→ **INSTRUCTION**
Find the lines holding the string "home" in the data, then copy all of them.

→ **DATASET CONTENT**
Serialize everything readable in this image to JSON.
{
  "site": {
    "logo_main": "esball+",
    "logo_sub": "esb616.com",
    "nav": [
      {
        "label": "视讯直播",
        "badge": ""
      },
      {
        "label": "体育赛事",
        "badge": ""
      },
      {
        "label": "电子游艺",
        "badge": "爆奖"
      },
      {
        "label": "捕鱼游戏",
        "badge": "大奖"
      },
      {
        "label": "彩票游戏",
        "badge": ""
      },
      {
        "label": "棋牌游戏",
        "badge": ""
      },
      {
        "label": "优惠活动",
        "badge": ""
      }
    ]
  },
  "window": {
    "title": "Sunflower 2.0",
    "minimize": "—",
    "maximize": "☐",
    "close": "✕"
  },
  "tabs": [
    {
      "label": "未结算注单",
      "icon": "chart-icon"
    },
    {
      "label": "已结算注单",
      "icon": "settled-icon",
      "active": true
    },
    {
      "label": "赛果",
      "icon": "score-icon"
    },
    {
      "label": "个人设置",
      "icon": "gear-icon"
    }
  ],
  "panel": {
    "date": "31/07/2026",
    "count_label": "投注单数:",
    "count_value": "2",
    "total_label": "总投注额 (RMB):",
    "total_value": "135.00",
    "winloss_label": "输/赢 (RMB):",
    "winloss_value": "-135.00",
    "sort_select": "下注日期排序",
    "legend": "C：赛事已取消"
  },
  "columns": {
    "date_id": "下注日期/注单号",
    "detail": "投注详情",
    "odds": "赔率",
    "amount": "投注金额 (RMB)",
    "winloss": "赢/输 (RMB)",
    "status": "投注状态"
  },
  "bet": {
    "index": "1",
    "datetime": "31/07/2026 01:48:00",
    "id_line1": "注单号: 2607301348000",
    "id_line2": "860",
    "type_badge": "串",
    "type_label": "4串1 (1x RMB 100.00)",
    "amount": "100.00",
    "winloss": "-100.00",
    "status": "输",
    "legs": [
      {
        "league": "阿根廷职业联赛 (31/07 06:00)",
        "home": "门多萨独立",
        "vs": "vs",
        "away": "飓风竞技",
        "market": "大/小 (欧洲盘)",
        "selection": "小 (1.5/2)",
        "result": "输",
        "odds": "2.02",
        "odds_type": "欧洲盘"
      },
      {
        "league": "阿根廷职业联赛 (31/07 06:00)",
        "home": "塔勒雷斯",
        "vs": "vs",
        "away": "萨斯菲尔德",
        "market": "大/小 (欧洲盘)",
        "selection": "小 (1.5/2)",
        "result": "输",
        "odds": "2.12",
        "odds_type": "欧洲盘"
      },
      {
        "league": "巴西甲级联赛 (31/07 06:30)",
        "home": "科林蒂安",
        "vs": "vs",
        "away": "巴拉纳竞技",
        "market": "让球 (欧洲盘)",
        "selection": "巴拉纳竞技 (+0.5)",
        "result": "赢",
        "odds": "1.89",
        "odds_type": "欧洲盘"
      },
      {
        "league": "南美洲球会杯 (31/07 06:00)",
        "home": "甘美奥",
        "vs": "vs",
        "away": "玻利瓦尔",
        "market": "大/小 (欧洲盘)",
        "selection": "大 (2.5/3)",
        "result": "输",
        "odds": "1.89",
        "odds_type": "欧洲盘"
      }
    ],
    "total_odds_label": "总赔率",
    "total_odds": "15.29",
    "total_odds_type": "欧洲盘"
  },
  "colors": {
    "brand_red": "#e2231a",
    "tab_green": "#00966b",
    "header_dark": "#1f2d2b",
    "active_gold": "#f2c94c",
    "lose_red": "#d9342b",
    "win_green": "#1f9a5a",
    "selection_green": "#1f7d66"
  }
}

→ **TASK RESPONSE**
        "home": "门多萨独立",
        "home": "塔勒雷斯",
        "home": "科林蒂安",
        "home": "甘美奥",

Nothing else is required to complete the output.